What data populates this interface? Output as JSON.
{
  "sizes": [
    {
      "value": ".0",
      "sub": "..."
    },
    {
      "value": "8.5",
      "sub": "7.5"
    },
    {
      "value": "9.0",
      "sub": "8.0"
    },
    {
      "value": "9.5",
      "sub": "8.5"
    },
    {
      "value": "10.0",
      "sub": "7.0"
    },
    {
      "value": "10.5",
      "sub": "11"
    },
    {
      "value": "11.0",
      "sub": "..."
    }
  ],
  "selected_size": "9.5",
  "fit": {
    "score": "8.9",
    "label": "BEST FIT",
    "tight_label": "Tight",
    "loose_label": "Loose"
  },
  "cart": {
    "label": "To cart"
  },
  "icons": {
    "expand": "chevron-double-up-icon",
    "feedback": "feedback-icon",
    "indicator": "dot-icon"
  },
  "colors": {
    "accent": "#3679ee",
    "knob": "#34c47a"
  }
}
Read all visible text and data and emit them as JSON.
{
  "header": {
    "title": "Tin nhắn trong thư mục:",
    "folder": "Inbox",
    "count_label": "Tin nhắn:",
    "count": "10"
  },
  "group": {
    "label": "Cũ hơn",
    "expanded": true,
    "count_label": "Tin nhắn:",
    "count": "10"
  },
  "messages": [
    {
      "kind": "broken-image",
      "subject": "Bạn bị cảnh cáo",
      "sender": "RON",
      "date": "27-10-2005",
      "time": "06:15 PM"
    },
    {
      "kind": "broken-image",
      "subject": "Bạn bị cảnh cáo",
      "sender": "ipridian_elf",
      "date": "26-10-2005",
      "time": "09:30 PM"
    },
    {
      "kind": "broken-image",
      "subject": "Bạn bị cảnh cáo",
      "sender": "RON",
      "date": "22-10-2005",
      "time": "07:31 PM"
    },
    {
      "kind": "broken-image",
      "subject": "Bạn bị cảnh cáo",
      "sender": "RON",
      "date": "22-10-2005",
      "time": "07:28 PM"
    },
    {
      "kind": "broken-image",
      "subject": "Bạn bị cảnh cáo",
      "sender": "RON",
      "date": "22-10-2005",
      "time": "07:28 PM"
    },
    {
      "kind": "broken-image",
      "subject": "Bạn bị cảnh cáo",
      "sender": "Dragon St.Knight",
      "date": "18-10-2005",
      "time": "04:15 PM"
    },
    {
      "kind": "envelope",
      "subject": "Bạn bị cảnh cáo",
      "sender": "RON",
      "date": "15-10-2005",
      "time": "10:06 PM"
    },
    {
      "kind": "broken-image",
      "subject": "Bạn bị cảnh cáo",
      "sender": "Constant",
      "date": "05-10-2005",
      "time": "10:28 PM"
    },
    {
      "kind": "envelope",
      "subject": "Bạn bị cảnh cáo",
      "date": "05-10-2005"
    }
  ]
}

· · · ·

#### Stated goal
Take each line containing the string "date" and copy it out.

#### Output of the exercise
      "date": "27-10-2005",
      "date": "26-10-2005",
      "date": "22-10-2005",
      "date": "22-10-2005",
      "date": "22-10-2005",
      "date": "18-10-2005",
      "date": "15-10-2005",
      "date": "05-10-2005",
      "date": "05-10-2005"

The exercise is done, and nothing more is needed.